> [REQUIREMENTS]: Find the lines with the string "взаимодействие" and return them.

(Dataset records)
------------------------------------------------------------

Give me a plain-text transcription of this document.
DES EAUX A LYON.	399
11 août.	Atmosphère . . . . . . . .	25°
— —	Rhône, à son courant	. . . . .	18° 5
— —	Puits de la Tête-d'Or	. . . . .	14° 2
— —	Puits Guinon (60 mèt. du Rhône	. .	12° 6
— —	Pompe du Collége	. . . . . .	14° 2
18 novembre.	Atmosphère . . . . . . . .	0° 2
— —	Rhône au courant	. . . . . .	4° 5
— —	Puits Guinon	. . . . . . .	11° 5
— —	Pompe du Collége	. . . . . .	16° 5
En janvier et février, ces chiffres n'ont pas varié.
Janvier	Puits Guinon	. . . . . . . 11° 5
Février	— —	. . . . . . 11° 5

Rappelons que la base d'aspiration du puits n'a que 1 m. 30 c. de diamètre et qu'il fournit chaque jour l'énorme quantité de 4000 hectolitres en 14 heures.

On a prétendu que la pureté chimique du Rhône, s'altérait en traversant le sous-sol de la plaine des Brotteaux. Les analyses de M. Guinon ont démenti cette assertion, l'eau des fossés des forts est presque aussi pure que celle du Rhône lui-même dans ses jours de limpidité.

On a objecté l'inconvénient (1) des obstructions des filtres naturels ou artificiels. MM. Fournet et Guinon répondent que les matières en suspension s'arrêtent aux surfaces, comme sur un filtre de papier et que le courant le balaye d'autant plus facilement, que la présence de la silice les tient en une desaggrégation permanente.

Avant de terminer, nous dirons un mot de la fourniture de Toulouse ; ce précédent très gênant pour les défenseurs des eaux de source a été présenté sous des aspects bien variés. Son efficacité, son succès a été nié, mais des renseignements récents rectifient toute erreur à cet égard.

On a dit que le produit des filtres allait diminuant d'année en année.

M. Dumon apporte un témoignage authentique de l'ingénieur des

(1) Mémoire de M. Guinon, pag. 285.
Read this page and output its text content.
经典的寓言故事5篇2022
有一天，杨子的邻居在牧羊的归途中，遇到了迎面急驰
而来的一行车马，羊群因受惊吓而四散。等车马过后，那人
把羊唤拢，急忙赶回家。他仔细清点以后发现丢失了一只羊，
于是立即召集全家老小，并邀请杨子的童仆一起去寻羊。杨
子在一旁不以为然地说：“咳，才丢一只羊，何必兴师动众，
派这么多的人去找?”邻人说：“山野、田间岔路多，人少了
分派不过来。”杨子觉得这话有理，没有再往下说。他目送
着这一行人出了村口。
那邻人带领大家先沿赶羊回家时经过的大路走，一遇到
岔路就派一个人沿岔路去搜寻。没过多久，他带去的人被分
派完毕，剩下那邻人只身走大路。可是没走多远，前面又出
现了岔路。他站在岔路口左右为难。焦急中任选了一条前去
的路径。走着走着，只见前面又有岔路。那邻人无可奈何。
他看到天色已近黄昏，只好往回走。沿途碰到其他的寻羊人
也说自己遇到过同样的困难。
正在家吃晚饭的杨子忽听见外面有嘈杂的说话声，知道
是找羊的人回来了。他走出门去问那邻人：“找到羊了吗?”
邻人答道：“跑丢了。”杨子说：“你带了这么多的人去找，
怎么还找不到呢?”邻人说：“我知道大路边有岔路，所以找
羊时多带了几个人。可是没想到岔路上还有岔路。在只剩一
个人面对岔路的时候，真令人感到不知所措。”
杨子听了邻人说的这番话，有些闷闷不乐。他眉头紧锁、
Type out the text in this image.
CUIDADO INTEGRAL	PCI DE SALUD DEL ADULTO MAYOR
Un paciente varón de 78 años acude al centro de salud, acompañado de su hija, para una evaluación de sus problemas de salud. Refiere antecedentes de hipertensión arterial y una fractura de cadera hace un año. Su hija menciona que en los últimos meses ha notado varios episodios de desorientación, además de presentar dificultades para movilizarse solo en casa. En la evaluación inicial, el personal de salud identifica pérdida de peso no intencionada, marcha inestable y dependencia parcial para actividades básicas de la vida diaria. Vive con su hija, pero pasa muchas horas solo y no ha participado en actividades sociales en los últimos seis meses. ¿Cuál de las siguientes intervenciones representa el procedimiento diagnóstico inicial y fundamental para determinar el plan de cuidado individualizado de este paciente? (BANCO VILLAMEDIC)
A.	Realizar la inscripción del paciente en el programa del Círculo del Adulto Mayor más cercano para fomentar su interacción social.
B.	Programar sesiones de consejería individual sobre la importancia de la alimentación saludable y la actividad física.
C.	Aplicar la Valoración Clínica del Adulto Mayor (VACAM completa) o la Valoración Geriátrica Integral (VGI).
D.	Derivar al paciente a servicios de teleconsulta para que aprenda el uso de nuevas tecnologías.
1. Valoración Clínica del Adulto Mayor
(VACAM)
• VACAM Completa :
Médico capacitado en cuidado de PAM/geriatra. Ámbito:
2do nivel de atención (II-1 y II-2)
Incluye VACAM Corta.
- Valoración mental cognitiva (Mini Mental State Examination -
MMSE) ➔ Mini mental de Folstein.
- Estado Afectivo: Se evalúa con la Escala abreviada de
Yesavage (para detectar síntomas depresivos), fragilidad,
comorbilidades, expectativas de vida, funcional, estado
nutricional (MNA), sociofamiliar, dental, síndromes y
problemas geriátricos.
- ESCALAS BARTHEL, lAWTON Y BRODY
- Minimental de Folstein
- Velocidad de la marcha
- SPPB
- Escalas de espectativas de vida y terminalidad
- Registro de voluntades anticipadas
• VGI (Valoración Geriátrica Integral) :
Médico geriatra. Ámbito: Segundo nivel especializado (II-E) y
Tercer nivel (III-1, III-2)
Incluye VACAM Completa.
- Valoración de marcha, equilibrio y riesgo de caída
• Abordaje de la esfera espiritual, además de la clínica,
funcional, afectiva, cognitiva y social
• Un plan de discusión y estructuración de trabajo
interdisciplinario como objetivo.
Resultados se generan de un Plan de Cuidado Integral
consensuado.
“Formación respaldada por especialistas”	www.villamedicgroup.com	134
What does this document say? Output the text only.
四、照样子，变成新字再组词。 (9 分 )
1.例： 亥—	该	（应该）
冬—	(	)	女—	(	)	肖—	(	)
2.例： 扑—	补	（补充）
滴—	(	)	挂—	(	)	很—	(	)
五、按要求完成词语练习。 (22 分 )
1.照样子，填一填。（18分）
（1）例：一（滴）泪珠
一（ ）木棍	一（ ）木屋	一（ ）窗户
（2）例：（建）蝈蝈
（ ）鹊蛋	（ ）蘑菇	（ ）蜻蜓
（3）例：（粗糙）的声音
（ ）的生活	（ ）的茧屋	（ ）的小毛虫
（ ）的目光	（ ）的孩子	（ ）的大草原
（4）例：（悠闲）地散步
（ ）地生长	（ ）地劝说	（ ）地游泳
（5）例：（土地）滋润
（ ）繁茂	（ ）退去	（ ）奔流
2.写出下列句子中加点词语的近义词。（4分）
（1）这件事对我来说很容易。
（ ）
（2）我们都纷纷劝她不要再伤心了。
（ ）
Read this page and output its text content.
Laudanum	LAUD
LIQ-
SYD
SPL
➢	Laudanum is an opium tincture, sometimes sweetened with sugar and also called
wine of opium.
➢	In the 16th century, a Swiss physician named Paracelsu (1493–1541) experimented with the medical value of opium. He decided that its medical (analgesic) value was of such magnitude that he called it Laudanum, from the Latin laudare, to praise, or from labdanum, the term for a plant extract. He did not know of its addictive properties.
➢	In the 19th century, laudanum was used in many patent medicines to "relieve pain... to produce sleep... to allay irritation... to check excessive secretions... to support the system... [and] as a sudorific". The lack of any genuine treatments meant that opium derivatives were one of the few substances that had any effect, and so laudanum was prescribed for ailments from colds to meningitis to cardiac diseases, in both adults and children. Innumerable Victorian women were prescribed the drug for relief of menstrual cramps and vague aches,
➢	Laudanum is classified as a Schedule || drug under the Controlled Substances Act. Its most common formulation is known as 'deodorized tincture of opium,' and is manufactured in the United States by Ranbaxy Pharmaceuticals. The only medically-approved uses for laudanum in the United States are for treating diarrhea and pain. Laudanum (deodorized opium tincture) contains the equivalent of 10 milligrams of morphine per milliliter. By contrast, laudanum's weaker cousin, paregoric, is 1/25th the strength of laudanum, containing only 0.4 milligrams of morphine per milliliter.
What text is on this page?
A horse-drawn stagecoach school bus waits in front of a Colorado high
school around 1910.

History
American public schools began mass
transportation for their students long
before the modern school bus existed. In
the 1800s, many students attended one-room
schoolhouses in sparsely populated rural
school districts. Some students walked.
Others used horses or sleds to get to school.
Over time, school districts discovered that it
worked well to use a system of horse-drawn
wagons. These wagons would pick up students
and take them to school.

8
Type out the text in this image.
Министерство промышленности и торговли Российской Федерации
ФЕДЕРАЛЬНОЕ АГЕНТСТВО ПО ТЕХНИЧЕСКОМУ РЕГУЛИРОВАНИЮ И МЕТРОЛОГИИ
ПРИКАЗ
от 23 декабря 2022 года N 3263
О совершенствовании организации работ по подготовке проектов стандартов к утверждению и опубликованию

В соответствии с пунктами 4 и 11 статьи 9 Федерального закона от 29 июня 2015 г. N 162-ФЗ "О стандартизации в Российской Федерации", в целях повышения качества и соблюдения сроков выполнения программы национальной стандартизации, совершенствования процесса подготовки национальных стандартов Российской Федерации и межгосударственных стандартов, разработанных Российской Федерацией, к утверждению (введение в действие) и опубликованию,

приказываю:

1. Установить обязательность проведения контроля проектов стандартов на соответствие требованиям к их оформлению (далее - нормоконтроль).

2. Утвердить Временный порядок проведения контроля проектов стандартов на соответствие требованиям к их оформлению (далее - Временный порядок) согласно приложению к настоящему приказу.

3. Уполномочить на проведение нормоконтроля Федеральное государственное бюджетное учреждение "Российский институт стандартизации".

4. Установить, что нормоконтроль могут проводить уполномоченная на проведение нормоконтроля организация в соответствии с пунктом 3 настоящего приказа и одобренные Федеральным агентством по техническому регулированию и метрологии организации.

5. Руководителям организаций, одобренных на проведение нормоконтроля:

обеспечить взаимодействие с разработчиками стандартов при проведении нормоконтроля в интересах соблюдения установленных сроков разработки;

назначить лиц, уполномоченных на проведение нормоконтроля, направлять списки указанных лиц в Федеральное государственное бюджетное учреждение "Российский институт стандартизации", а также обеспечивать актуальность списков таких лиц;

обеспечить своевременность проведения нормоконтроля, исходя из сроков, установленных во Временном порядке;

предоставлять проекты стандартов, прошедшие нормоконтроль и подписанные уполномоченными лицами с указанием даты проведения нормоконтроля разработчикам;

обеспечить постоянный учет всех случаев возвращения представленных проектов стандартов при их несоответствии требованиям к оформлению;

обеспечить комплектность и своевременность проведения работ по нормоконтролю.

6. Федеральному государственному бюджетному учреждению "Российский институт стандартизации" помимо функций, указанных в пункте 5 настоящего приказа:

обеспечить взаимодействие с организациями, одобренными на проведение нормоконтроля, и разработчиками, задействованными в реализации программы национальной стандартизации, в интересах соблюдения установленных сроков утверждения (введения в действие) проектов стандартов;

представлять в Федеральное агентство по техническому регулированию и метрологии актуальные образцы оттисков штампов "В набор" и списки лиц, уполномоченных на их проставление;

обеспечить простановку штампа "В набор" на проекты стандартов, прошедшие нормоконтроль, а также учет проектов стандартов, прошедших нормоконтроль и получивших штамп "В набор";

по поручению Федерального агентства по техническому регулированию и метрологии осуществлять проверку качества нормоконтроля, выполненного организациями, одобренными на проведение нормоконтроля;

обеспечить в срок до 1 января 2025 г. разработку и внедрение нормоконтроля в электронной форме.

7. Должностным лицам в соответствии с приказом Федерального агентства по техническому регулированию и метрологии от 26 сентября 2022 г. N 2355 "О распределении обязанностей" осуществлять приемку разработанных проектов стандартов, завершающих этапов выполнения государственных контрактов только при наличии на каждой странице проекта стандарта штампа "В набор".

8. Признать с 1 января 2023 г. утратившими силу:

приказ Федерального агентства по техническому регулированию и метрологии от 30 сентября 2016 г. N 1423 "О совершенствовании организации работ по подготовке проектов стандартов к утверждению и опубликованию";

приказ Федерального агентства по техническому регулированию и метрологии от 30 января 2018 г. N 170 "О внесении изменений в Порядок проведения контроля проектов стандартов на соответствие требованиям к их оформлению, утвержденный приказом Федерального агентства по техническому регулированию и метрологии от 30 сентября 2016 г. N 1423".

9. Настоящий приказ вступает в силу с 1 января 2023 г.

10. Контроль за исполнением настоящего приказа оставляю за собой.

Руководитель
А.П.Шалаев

------------------------------------------------------------

> [SOLUTION TO THIS TASK]:
обеспечить взаимодействие с разработчиками стандартов при проведении нормоконтроля в интересах соблюдения установленных сроков разработки;
обеспечить взаимодействие с организациями, одобренными на проведение нормоконтроля, и разработчиками, задействованными в реализации программы национальной стандартизации, в интересах соблюдения установленных сроков утверждения (введения в действие) проектов стандартов;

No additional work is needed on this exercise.